━━ Recorded information ━━
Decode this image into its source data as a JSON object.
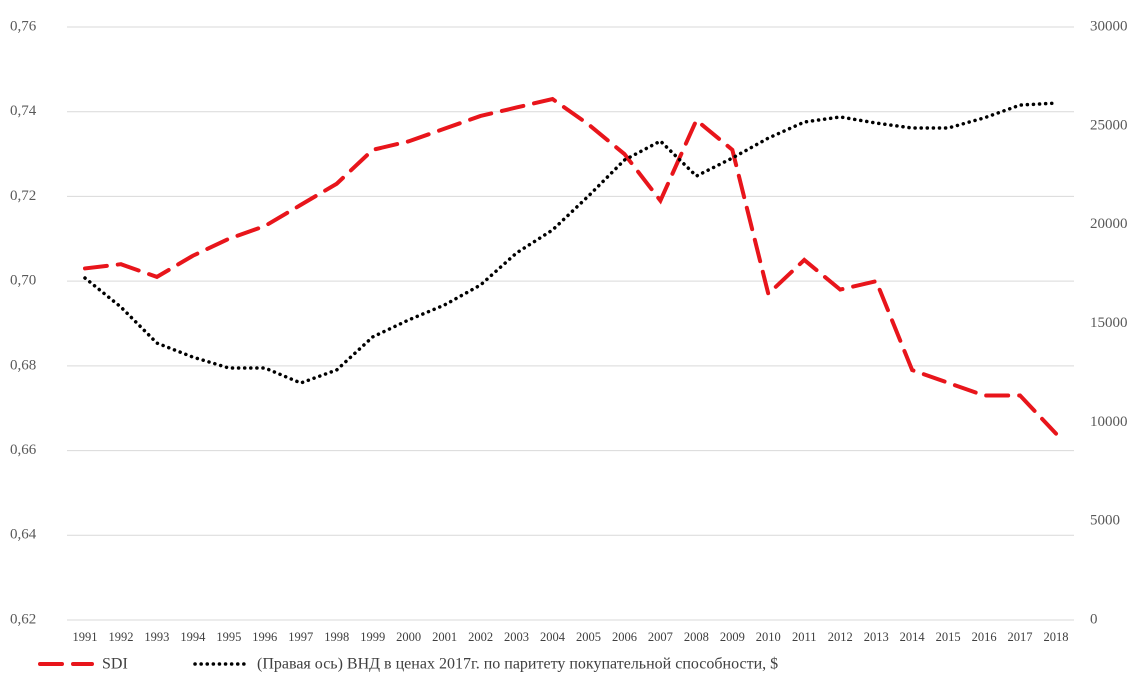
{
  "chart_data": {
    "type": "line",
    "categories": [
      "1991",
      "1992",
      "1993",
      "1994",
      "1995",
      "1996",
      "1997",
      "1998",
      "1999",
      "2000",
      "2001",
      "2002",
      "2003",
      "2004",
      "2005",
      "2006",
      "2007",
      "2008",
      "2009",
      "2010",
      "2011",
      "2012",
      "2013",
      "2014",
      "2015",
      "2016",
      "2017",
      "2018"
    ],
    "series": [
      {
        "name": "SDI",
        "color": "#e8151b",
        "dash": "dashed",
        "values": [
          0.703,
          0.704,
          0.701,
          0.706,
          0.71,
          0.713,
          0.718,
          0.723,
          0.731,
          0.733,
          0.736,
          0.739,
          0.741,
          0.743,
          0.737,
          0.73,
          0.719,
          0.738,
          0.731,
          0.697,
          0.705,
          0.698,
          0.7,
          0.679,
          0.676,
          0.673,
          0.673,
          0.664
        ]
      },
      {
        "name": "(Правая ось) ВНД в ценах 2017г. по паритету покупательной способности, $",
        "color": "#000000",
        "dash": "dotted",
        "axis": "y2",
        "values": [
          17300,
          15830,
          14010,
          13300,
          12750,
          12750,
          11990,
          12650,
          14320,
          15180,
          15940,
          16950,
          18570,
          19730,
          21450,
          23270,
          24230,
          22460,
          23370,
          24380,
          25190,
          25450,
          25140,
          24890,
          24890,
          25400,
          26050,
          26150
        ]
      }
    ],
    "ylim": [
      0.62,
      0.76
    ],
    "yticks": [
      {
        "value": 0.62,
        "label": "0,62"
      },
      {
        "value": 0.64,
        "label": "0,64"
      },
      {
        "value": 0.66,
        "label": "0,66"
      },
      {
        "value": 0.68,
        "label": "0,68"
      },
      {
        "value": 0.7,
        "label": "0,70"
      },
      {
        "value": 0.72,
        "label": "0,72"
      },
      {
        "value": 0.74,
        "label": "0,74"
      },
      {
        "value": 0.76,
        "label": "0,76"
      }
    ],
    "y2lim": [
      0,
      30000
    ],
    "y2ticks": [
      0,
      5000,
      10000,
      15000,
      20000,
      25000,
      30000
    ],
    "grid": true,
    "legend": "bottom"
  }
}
━━━
▶ _Task details_
Generate a word-for-word copy of the preceding records, excluding all pictures.

▶ _The completed task_
Decode this image into its source data as a JSON object.
{
  "chart_data": {
    "type": "line",
    "categories": [
      "1991",
      "1992",
      "1993",
      "1994",
      "1995",
      "1996",
      "1997",
      "1998",
      "1999",
      "2000",
      "2001",
      "2002",
      "2003",
      "2004",
      "2005",
      "2006",
      "2007",
      "2008",
      "2009",
      "2010",
      "2011",
      "2012",
      "2013",
      "2014",
      "2015",
      "2016",
      "2017",
      "2018"
    ],
    "series": [
      {
        "name": "SDI",
        "color": "#e8151b",
        "dash": "dashed",
        "values": [
          0.703,
          0.704,
          0.701,
          0.706,
          0.71,
          0.713,
          0.718,
          0.723,
          0.731,
          0.733,
          0.736,
          0.739,
          0.741,
          0.743,
          0.737,
          0.73,
          0.719,
          0.738,
          0.731,
          0.697,
          0.705,
          0.698,
          0.7,
          0.679,
          0.676,
          0.673,
          0.673,
          0.664
        ]
      },
      {
        "name": "(Правая ось) ВНД в ценах 2017г. по паритету покупательной способности, $",
        "color": "#000000",
        "dash": "dotted",
        "axis": "y2",
        "values": [
          17300,
          15830,
          14010,
          13300,
          12750,
          12750,
          11990,
          12650,
          14320,
          15180,
          15940,
          16950,
          18570,
          19730,
          21450,
          23270,
          24230,
          22460,
          23370,
          24380,
          25190,
          25450,
          25140,
          24890,
          24890,
          25400,
          26050,
          26150
        ]
      }
    ],
    "ylim": [
      0.62,
      0.76
    ],
    "yticks": [
      {
        "value": 0.62,
        "label": "0,62"
      },
      {
        "value": 0.64,
        "label": "0,64"
      },
      {
        "value": 0.66,
        "label": "0,66"
      },
      {
        "value": 0.68,
        "label": "0,68"
      },
      {
        "value": 0.7,
        "label": "0,70"
      },
      {
        "value": 0.72,
        "label": "0,72"
      },
      {
        "value": 0.74,
        "label": "0,74"
      },
      {
        "value": 0.76,
        "label": "0,76"
      }
    ],
    "y2lim": [
      0,
      30000
    ],
    "y2ticks": [
      0,
      5000,
      10000,
      15000,
      20000,
      25000,
      30000
    ],
    "grid": true,
    "legend": "bottom"
  }
}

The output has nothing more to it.